What is being asked:
Lines containing the string "title" are to be collected in full.

## Start

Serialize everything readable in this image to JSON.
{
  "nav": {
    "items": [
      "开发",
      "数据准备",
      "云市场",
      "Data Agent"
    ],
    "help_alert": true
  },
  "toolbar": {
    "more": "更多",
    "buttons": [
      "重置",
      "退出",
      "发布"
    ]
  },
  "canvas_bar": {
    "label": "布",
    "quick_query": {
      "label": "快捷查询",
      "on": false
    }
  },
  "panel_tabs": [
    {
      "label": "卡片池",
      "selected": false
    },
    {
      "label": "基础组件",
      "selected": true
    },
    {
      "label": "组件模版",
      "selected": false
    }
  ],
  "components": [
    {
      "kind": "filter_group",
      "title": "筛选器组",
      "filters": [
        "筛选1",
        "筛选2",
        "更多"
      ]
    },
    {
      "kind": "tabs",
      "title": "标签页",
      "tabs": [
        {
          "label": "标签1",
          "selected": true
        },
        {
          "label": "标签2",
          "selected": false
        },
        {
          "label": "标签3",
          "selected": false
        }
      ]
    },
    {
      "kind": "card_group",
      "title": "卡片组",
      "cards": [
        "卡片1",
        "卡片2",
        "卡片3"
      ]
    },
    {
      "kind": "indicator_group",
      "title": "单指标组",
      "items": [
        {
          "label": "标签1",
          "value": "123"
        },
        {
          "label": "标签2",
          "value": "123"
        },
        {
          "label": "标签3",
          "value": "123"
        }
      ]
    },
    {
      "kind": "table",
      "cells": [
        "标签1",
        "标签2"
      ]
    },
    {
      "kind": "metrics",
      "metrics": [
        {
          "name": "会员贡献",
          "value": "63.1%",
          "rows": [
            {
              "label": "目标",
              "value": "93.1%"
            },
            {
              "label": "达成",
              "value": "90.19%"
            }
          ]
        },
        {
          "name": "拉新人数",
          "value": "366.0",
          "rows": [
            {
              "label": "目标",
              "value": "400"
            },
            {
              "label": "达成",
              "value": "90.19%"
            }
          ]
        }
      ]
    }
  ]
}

## End

Output for this exercise:
      "title": "筛选器组",
      "title": "标签页",
      "title": "卡片组",
      "title": "单指标组",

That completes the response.